_Figure data in JSON_:
┄┄┄┄┄┄┄┄┄┄┄┄┄┄┄┄┄┄┄┄
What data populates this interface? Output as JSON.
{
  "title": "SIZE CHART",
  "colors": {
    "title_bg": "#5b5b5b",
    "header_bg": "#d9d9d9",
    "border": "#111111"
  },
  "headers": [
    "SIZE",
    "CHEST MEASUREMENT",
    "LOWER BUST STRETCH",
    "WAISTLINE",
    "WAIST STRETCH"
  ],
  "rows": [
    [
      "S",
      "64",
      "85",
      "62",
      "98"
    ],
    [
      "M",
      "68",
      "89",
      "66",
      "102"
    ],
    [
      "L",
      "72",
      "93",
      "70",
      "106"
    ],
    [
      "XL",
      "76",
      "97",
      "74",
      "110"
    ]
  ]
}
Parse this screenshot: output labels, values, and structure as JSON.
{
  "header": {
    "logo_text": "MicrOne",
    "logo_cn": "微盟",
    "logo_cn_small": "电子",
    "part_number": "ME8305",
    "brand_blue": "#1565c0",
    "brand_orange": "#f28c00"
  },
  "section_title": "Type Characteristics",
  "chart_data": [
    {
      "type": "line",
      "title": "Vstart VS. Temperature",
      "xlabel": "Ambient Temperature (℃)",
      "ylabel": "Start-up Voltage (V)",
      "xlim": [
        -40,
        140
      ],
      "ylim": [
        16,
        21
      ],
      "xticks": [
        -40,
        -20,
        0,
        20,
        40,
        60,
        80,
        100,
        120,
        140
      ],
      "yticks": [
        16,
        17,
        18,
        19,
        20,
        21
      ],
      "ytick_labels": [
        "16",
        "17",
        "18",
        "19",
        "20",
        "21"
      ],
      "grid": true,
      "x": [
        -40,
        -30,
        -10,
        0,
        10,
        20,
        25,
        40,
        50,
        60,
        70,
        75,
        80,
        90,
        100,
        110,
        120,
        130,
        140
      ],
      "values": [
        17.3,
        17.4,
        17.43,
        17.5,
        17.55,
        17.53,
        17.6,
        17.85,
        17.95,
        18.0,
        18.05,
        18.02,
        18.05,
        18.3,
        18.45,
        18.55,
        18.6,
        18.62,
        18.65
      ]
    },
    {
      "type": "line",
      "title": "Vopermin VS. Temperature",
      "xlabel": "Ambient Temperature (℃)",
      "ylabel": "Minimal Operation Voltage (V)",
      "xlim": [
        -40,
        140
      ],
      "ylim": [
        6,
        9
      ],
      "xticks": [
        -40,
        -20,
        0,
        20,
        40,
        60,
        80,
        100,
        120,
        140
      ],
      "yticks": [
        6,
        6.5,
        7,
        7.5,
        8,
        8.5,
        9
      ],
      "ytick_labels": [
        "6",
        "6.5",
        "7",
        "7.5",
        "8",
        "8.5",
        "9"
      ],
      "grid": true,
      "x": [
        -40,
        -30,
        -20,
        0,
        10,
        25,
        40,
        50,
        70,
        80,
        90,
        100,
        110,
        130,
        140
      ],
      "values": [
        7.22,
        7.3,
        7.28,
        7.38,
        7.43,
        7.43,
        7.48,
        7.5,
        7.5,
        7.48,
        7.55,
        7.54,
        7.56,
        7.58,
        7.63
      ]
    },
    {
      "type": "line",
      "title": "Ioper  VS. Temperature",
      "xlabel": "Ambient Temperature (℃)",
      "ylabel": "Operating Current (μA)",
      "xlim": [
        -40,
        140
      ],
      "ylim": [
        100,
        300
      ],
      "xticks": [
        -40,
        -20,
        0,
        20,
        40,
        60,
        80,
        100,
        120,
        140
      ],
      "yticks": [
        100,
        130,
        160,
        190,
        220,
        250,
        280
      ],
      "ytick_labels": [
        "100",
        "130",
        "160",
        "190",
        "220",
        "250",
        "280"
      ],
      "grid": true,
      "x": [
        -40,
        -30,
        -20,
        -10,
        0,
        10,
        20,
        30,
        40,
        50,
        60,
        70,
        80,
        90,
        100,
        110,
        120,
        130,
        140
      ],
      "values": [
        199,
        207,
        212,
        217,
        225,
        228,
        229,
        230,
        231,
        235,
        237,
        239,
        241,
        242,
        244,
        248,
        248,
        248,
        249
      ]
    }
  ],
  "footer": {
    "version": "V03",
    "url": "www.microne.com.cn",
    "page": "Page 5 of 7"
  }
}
┄┄┄┄┄┄┄┄┄┄┄┄┄┄┄┄┄┄┄┄
Output the listing above without altering a single character.

What data populates this interface? Output as JSON.
{
  "title": "SIZE CHART",
  "colors": {
    "title_bg": "#5b5b5b",
    "header_bg": "#d9d9d9",
    "border": "#111111"
  },
  "headers": [
    "SIZE",
    "CHEST MEASUREMENT",
    "LOWER BUST STRETCH",
    "WAISTLINE",
    "WAIST STRETCH"
  ],
  "rows": [
    [
      "S",
      "64",
      "85",
      "62",
      "98"
    ],
    [
      "M",
      "68",
      "89",
      "66",
      "102"
    ],
    [
      "L",
      "72",
      "93",
      "70",
      "106"
    ],
    [
      "XL",
      "76",
      "97",
      "74",
      "110"
    ]
  ]
}
Parse this screenshot: output labels, values, and structure as JSON.
{
  "header": {
    "logo_text": "MicrOne",
    "logo_cn": "微盟",
    "logo_cn_small": "电子",
    "part_number": "ME8305",
    "brand_blue": "#1565c0",
    "brand_orange": "#f28c00"
  },
  "section_title": "Type Characteristics",
  "chart_data": [
    {
      "type": "line",
      "title": "Vstart VS. Temperature",
      "xlabel": "Ambient Temperature (℃)",
      "ylabel": "Start-up Voltage (V)",
      "xlim": [
        -40,
        140
      ],
      "ylim": [
        16,
        21
      ],
      "xticks": [
        -40,
        -20,
        0,
        20,
        40,
        60,
        80,
        100,
        120,
        140
      ],
      "yticks": [
        16,
        17,
        18,
        19,
        20,
        21
      ],
      "ytick_labels": [
        "16",
        "17",
        "18",
        "19",
        "20",
        "21"
      ],
      "grid": true,
      "x": [
        -40,
        -30,
        -10,
        0,
        10,
        20,
        25,
        40,
        50,
        60,
        70,
        75,
        80,
        90,
        100,
        110,
        120,
        130,
        140
      ],
      "values": [
        17.3,
        17.4,
        17.43,
        17.5,
        17.55,
        17.53,
        17.6,
        17.85,
        17.95,
        18.0,
        18.05,
        18.02,
        18.05,
        18.3,
        18.45,
        18.55,
        18.6,
        18.62,
        18.65
      ]
    },
    {
      "type": "line",
      "title": "Vopermin VS. Temperature",
      "xlabel": "Ambient Temperature (℃)",
      "ylabel": "Minimal Operation Voltage (V)",
      "xlim": [
        -40,
        140
      ],
      "ylim": [
        6,
        9
      ],
      "xticks": [
        -40,
        -20,
        0,
        20,
        40,
        60,
        80,
        100,
        120,
        140
      ],
      "yticks": [
        6,
        6.5,
        7,
        7.5,
        8,
        8.5,
        9
      ],
      "ytick_labels": [
        "6",
        "6.5",
        "7",
        "7.5",
        "8",
        "8.5",
        "9"
      ],
      "grid": true,
      "x": [
        -40,
        -30,
        -20,
        0,
        10,
        25,
        40,
        50,
        70,
        80,
        90,
        100,
        110,
        130,
        140
      ],
      "values": [
        7.22,
        7.3,
        7.28,
        7.38,
        7.43,
        7.43,
        7.48,
        7.5,
        7.5,
        7.48,
        7.55,
        7.54,
        7.56,
        7.58,
        7.63
      ]
    },
    {
      "type": "line",
      "title": "Ioper  VS. Temperature",
      "xlabel": "Ambient Temperature (℃)",
      "ylabel": "Operating Current (μA)",
      "xlim": [
        -40,
        140
      ],
      "ylim": [
        100,
        300
      ],
      "xticks": [
        -40,
        -20,
        0,
        20,
        40,
        60,
        80,
        100,
        120,
        140
      ],
      "yticks": [
        100,
        130,
        160,
        190,
        220,
        250,
        280
      ],
      "ytick_labels": [
        "100",
        "130",
        "160",
        "190",
        "220",
        "250",
        "280"
      ],
      "grid": true,
      "x": [
        -40,
        -30,
        -20,
        -10,
        0,
        10,
        20,
        30,
        40,
        50,
        60,
        70,
        80,
        90,
        100,
        110,
        120,
        130,
        140
      ],
      "values": [
        199,
        207,
        212,
        217,
        225,
        228,
        229,
        230,
        231,
        235,
        237,
        239,
        241,
        242,
        244,
        248,
        248,
        248,
        249
      ]
    }
  ],
  "footer": {
    "version": "V03",
    "url": "www.microne.com.cn",
    "page": "Page 5 of 7"
  }
}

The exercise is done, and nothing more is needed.